* **TASK TO CARRY OUT**:
Find each line with the string "ratio" and report it.

— begin DATA ENTRIES —

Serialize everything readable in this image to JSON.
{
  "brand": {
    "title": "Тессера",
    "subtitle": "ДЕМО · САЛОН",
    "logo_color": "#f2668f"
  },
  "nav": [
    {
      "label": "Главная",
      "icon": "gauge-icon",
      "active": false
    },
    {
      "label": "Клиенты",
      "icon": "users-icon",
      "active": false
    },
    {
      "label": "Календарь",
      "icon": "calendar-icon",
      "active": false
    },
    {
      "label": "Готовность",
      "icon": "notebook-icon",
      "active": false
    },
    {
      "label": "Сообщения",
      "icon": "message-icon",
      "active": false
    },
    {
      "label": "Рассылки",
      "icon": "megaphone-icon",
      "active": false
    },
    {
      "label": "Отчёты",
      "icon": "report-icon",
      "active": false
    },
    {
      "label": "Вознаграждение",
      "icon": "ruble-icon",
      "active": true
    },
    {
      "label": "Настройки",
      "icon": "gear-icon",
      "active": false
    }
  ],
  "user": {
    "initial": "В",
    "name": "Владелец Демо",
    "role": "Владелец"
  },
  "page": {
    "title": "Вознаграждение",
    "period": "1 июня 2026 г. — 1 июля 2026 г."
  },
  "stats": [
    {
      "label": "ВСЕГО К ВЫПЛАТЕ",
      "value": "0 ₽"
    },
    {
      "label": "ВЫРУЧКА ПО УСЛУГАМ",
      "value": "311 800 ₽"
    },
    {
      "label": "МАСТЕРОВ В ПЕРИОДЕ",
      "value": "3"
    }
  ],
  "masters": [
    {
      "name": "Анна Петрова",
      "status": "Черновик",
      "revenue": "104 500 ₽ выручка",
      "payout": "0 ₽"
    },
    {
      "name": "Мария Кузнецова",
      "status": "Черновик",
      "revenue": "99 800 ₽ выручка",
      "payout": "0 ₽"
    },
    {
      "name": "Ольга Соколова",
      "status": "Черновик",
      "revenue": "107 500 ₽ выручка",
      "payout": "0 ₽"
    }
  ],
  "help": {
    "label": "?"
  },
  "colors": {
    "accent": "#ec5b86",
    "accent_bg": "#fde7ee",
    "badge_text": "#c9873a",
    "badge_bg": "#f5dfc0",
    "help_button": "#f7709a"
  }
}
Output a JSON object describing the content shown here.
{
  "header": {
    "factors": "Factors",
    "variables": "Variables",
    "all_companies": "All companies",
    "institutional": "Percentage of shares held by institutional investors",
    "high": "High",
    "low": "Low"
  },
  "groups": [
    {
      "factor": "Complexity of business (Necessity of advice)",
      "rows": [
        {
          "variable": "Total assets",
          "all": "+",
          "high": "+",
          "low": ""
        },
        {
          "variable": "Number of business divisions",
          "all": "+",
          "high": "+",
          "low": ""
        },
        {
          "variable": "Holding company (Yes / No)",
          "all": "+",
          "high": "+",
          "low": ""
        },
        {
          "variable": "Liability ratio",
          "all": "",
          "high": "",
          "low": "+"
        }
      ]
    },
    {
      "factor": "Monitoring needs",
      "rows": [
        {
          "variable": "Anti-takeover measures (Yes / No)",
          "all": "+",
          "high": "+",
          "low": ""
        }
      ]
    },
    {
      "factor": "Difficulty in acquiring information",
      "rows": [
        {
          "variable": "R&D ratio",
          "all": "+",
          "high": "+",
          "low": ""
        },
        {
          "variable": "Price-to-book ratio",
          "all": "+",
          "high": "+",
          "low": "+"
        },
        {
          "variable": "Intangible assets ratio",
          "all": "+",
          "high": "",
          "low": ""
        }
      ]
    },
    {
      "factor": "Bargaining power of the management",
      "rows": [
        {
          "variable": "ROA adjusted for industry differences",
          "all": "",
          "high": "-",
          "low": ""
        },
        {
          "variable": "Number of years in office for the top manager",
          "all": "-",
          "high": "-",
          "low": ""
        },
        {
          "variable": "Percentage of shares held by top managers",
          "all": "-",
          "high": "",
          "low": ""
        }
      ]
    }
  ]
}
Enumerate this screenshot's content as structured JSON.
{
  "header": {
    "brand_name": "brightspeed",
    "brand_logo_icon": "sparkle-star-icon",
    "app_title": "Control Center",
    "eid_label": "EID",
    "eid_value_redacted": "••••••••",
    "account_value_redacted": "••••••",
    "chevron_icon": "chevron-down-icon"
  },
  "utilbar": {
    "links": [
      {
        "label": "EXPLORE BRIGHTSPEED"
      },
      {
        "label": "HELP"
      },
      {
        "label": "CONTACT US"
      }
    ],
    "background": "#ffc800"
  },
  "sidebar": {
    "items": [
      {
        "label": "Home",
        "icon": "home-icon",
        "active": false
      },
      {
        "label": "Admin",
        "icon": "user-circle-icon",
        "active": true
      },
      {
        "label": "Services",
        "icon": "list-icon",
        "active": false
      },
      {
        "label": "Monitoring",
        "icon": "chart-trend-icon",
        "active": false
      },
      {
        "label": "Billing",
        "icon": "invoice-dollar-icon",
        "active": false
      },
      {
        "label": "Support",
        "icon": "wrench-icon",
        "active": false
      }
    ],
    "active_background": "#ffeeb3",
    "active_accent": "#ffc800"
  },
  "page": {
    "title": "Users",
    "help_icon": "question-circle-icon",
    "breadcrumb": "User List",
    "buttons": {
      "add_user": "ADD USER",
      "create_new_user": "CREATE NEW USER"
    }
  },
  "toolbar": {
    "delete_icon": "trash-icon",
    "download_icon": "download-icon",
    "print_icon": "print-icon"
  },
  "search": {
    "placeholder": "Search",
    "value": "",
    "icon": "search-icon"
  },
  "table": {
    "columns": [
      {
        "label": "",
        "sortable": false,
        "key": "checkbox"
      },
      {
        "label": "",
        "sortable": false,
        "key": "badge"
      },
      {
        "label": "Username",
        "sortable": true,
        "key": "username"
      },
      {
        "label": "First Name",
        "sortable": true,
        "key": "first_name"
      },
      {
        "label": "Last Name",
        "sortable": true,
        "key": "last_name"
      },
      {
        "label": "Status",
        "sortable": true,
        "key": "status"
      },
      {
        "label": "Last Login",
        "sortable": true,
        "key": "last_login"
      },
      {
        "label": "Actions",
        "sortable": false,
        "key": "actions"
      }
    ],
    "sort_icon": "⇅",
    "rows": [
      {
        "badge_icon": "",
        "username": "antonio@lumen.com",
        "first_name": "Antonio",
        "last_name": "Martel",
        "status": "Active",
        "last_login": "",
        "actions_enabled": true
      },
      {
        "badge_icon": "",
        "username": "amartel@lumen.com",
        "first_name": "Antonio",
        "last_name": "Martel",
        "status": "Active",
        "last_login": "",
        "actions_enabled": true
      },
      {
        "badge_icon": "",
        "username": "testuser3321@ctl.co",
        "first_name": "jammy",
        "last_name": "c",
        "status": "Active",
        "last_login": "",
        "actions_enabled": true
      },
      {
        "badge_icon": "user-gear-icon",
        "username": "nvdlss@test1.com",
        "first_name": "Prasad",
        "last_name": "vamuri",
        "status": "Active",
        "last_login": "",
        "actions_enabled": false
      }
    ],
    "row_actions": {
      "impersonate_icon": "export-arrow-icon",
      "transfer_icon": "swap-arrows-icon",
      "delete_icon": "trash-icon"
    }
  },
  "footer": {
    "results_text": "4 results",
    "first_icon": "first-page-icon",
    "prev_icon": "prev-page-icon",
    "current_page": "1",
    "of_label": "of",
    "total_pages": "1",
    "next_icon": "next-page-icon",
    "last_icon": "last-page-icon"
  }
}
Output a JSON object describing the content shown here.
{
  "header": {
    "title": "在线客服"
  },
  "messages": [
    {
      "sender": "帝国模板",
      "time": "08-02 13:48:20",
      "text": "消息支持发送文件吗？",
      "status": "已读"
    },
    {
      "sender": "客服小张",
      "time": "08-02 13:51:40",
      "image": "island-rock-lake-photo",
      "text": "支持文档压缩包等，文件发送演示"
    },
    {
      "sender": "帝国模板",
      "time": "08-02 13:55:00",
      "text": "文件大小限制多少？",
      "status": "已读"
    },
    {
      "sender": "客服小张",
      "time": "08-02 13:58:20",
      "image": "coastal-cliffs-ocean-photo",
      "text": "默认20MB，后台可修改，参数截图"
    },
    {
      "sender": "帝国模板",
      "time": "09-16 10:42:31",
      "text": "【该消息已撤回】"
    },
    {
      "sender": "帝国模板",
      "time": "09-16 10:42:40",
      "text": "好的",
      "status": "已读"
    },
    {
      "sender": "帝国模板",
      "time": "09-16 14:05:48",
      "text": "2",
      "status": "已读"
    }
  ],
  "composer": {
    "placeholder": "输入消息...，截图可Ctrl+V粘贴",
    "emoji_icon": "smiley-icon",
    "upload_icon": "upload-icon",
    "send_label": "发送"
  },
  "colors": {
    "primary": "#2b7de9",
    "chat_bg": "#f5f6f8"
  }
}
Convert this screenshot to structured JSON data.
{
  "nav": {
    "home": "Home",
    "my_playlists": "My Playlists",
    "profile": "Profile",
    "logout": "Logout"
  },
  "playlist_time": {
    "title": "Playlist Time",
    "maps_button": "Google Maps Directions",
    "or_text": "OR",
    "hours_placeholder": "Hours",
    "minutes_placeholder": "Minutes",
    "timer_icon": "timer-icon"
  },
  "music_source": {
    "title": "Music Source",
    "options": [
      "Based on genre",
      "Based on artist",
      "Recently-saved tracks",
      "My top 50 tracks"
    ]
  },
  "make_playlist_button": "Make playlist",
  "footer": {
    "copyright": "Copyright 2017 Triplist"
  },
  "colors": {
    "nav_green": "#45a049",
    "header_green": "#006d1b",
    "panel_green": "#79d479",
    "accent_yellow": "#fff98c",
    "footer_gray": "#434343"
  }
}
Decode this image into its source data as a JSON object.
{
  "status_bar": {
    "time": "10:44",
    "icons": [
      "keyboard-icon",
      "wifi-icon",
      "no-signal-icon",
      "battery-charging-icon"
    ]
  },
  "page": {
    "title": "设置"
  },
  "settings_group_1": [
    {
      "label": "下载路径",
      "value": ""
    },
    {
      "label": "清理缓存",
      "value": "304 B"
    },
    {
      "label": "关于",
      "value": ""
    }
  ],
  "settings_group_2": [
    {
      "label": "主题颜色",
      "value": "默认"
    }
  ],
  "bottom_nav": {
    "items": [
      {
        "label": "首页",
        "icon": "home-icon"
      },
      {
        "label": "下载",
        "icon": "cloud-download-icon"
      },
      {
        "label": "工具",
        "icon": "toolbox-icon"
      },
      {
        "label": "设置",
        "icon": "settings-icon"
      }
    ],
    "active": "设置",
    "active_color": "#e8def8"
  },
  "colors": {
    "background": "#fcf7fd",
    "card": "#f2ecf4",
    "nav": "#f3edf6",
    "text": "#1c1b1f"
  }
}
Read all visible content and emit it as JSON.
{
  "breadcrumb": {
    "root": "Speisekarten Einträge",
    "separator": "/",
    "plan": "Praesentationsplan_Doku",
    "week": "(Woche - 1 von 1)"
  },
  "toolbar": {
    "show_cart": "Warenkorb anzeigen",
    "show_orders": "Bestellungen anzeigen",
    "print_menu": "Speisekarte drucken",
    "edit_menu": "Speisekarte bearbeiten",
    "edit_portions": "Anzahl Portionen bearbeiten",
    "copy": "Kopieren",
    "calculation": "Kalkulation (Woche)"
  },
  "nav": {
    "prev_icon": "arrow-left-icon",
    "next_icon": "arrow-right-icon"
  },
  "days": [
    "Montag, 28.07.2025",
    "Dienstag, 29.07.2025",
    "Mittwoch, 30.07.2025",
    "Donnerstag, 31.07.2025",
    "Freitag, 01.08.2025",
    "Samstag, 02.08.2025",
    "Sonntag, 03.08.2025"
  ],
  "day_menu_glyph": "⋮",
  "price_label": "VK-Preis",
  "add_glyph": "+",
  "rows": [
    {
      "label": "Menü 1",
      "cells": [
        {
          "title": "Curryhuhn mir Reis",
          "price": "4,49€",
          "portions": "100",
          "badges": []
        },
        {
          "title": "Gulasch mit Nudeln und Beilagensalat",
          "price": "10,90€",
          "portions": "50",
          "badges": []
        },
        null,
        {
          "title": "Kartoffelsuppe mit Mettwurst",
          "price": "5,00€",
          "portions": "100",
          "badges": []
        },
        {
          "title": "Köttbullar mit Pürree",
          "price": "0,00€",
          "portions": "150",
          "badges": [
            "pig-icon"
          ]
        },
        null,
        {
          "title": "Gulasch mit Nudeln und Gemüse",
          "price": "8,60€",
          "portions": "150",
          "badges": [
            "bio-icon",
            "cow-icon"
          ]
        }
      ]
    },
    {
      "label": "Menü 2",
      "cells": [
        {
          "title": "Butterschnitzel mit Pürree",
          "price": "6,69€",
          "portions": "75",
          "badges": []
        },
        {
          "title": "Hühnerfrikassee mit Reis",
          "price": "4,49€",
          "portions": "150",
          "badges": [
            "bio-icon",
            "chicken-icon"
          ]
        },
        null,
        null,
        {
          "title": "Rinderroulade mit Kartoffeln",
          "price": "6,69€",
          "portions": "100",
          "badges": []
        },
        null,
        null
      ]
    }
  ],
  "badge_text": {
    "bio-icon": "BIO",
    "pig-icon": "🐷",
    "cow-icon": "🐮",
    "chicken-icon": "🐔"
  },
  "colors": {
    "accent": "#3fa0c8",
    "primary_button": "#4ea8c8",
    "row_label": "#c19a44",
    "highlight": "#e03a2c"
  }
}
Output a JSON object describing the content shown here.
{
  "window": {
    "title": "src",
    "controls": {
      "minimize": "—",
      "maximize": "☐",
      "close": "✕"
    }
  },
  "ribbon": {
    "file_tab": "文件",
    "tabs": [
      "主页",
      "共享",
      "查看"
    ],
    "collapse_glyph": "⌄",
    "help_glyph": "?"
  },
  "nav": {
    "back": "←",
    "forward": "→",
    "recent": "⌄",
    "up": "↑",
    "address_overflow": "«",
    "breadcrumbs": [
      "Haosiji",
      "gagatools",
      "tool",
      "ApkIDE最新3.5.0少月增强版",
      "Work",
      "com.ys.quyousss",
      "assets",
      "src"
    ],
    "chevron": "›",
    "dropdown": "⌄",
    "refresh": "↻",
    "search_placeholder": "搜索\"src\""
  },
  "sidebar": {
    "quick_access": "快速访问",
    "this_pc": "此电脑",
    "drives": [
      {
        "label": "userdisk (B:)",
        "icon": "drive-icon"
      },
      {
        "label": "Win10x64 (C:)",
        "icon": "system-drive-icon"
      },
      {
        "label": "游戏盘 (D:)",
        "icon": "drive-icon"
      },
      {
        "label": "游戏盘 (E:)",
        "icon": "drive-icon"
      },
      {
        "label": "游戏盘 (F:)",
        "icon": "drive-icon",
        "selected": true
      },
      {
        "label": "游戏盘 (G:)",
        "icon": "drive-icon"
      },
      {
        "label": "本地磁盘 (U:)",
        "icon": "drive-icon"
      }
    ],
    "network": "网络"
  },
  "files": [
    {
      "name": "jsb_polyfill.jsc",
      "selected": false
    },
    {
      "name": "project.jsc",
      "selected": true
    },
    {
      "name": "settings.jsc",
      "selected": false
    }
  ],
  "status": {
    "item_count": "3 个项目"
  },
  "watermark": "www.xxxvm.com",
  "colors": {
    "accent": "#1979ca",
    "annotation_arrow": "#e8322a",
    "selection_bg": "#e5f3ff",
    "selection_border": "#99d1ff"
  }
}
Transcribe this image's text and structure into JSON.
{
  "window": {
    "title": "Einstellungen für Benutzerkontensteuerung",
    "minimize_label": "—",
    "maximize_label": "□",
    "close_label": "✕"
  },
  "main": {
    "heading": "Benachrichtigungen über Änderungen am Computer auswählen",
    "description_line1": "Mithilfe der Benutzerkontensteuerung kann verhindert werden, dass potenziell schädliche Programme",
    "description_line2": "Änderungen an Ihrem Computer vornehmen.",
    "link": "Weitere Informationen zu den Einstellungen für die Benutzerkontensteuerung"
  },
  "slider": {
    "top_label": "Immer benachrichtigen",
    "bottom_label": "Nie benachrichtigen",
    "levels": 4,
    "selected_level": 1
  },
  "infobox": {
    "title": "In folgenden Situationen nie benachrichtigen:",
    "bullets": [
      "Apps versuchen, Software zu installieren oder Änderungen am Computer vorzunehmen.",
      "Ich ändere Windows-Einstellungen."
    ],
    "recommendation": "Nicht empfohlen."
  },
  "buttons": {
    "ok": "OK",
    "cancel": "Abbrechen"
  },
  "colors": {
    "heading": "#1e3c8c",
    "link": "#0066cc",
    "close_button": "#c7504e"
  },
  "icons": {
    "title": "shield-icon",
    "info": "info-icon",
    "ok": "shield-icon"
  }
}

— end DATA ENTRIES —

* **WRITTEN RESPONSE**:
          "variable": "Liability ratio",
          "variable": "R&D ratio",
          "variable": "Price-to-book ratio",
          "variable": "Intangible assets ratio",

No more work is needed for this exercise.